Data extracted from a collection
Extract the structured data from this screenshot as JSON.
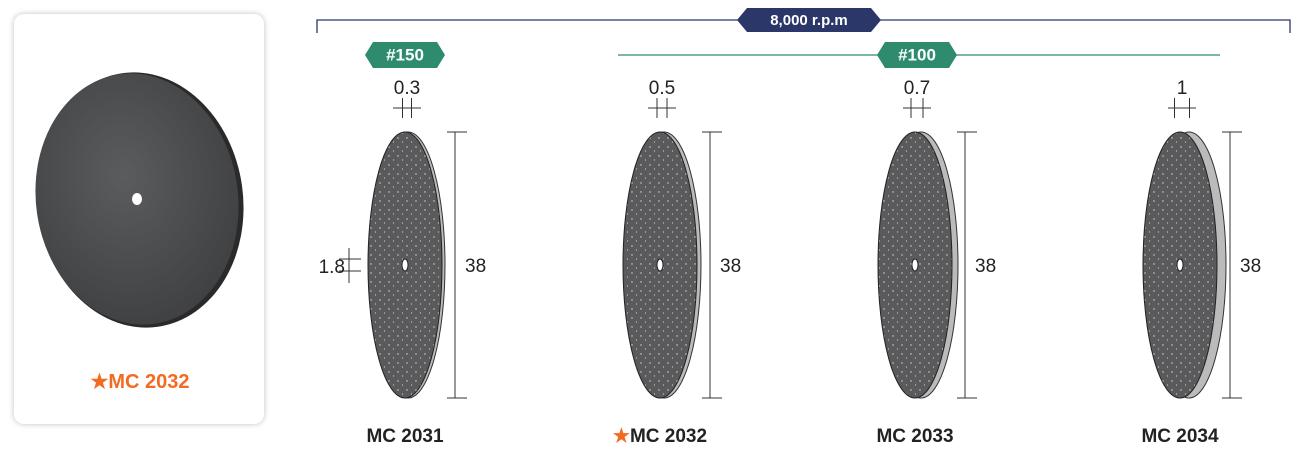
{
  "featured": {
    "star": "★",
    "name": "MC 2032"
  },
  "speed": "8,000 r.p.m",
  "grits": [
    {
      "label": "#150"
    },
    {
      "label": "#100"
    }
  ],
  "products": [
    {
      "name": "MC 2031",
      "thickness": "0.3",
      "diameter": "38",
      "hole": "1.8"
    },
    {
      "star": "★",
      "name": "MC 2032",
      "thickness": "0.5",
      "diameter": "38"
    },
    {
      "name": "MC 2033",
      "thickness": "0.7",
      "diameter": "38"
    },
    {
      "name": "MC 2034",
      "thickness": "1",
      "diameter": "38"
    }
  ]
}
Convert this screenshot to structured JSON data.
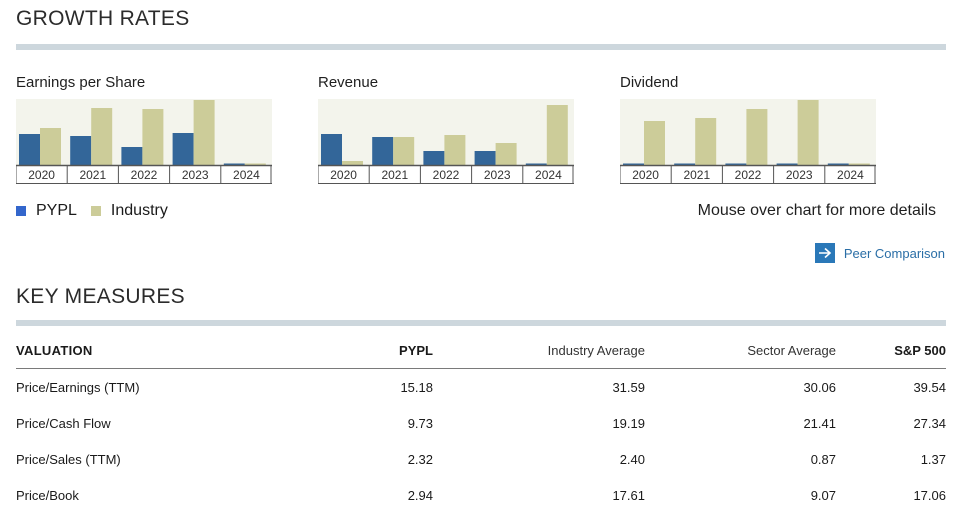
{
  "growth": {
    "title": "GROWTH RATES",
    "colors": {
      "pypl": "#336699",
      "industry": "#cccc99",
      "plot_bg": "#f3f4ec",
      "axis": "#555555"
    },
    "charts": [
      {
        "title": "Earnings per Share",
        "chart_data": {
          "type": "bar",
          "categories": [
            "2020",
            "2021",
            "2022",
            "2023",
            "2024"
          ],
          "series": [
            {
              "name": "PYPL",
              "values": [
                31,
                29,
                18,
                32,
                1
              ]
            },
            {
              "name": "Industry",
              "values": [
                37,
                57,
                56,
                65,
                1
              ]
            }
          ],
          "ylim": [
            0,
            66
          ]
        }
      },
      {
        "title": "Revenue",
        "chart_data": {
          "type": "bar",
          "categories": [
            "2020",
            "2021",
            "2022",
            "2023",
            "2024"
          ],
          "series": [
            {
              "name": "PYPL",
              "values": [
                31,
                28,
                14,
                14,
                1
              ]
            },
            {
              "name": "Industry",
              "values": [
                4,
                28,
                30,
                22,
                60
              ]
            }
          ],
          "ylim": [
            0,
            66
          ]
        }
      },
      {
        "title": "Dividend",
        "chart_data": {
          "type": "bar",
          "categories": [
            "2020",
            "2021",
            "2022",
            "2023",
            "2024"
          ],
          "series": [
            {
              "name": "PYPL",
              "values": [
                1,
                1,
                1,
                1,
                1
              ]
            },
            {
              "name": "Industry",
              "values": [
                44,
                47,
                56,
                65,
                1
              ]
            }
          ],
          "ylim": [
            0,
            66
          ]
        }
      }
    ],
    "legend": [
      {
        "label": "PYPL",
        "color": "#3366cc"
      },
      {
        "label": "Industry",
        "color": "#cccc99"
      }
    ],
    "hint": "Mouse over chart for more details",
    "peer_link": "Peer Comparison",
    "peer_icon": "arrow-right-icon"
  },
  "key_measures": {
    "title": "KEY MEASURES",
    "headers": [
      "VALUATION",
      "PYPL",
      "Industry Average",
      "Sector Average",
      "S&P 500"
    ],
    "rows": [
      {
        "label": "Price/Earnings (TTM)",
        "pypl": "15.18",
        "industry": "31.59",
        "sector": "30.06",
        "sp500": "39.54"
      },
      {
        "label": "Price/Cash Flow",
        "pypl": "9.73",
        "industry": "19.19",
        "sector": "21.41",
        "sp500": "27.34"
      },
      {
        "label": "Price/Sales (TTM)",
        "pypl": "2.32",
        "industry": "2.40",
        "sector": "0.87",
        "sp500": "1.37"
      },
      {
        "label": "Price/Book",
        "pypl": "2.94",
        "industry": "17.61",
        "sector": "9.07",
        "sp500": "17.06"
      }
    ]
  }
}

- AIM OF THE EXERCISE
Each line in the data that holds the string "screenshot" should be found and copied.

- COMPLETED EXERCISE
Extract the structured data from this screenshot as JSON.
Convert this screenshot to structured JSON data.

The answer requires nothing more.